** Start Selection **
Thanks for any advice you can give.


----------



## 2xg (Aug 5, 2009)

Hello and welcome to TSF!

Pls. restart your computer and boot up to Safe Mode with Networking. In here, try to wireless connect to the Internet.

While in the Safe Mode, pls check something from Device Manager.
Click on Start, right click My Computer => Properties => Hardware tab => Device Manager => find your Network Adapters or Network Controller and expand it. Do you see any symbols here with a ! or ?

Pls. post update.


----------



## blmpclrk (May 31, 2008)

I did as you said and it still won't connect in safe mode with networking.

Looking in device manager there there are no symbols. It's still showing "This device is working properly."

Any more suggestions?

Thanks you.


----------



## 2xg (Aug 5, 2009)

More troubleshooting tips for you to try in this Order. You may stop and there's no need to proceed if it works:

Is your computer the only one that's experiencing this issue?

Try removing all wireless profiles stored in your computer and re-connect to your home wireless network, make sure that you have the correct encryption needed if your wireless is secured.
Here's a guide=> Click on Start select Control Panel. Select the Network and Internet option and then click the Network and Sharing Center. In the tasks on the left click Manage Wireless Networks. Click your network name in the list, then right-click and select Remove Network. This will clear out the profile. Then go back to the Network and Sharing Center and click Connect to a network and reconnect to your network.
** End Selection **
Written exercise 1 - In the wireless troubleshooting thread, what does blmpclrk say Device Manager still shows for the network adapter?
Written exercise 2 - Translate this sentence from the wireless troubleshooting thread into Spanish: "I did as you said and it still won't connect in safe mode with networking."
Written exercise 3 - From the wireless troubleshooting thread, set down word for word the passage starting with "Here's a guide=>" and going on through "to your network.".
** Start Given records **
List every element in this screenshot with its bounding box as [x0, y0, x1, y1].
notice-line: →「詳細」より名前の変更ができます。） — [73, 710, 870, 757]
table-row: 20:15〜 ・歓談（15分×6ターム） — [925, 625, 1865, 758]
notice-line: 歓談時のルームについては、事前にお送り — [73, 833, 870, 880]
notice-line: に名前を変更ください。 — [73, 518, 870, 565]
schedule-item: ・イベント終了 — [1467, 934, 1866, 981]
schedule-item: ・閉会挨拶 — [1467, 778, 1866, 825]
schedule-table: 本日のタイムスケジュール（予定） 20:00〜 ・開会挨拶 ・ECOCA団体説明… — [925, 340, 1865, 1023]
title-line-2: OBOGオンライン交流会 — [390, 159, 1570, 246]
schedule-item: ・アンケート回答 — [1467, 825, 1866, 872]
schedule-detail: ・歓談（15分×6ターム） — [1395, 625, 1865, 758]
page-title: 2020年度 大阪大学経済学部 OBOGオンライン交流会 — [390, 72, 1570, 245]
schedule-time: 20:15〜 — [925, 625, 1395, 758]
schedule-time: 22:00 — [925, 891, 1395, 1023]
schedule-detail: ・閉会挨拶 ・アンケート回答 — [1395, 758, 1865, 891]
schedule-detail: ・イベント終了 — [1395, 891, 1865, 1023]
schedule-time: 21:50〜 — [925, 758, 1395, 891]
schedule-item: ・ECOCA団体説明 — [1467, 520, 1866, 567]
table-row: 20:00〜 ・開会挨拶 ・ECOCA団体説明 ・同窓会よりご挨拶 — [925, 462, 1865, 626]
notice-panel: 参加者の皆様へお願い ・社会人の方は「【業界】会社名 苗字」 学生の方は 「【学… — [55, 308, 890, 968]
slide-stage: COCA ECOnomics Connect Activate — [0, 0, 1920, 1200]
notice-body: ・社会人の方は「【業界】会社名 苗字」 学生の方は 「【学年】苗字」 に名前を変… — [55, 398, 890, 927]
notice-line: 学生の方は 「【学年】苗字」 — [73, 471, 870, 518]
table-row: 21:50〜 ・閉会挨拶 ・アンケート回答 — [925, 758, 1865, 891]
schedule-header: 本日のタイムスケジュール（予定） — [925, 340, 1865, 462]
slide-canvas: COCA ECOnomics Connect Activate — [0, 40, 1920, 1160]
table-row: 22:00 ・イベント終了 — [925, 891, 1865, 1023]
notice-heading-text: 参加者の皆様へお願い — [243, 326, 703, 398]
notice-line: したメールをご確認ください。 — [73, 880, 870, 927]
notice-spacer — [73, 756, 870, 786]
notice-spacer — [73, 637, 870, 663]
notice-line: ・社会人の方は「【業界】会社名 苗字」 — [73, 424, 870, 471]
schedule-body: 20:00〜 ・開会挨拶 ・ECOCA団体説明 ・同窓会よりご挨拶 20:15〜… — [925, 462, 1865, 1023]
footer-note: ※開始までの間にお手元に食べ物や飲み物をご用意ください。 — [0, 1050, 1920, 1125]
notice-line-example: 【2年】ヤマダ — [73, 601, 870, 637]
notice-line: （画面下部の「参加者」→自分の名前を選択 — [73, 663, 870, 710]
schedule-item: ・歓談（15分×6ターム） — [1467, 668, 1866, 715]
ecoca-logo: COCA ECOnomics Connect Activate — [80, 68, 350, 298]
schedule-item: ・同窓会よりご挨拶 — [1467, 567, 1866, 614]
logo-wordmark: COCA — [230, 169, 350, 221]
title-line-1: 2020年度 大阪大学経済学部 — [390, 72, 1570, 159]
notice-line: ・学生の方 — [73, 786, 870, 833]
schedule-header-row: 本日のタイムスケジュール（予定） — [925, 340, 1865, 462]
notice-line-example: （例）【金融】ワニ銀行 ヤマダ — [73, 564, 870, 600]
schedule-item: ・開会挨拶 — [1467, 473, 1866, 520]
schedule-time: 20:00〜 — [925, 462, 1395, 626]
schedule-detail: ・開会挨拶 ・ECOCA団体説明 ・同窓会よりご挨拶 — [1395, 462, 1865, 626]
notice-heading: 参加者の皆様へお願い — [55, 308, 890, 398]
** End Given records **
Exercise solution 1 - "This device is working properly."

Exercise solution 2 - Hice lo que dijiste y sigue sin conectarse en modo seguro con funciones de red.

Exercise solution 3 -
Here's a guide=> Click on Start select Control Panel. Select the Network and Internet option and then click the Network and Sharing Center. In the tasks on the left click Manage Wireless Networks. Click your network name in the list, then right-click and select Remove Network. This will clear out the profile. Then go back to the Network and Sharing Center and click Connect to a network and reconnect to your network.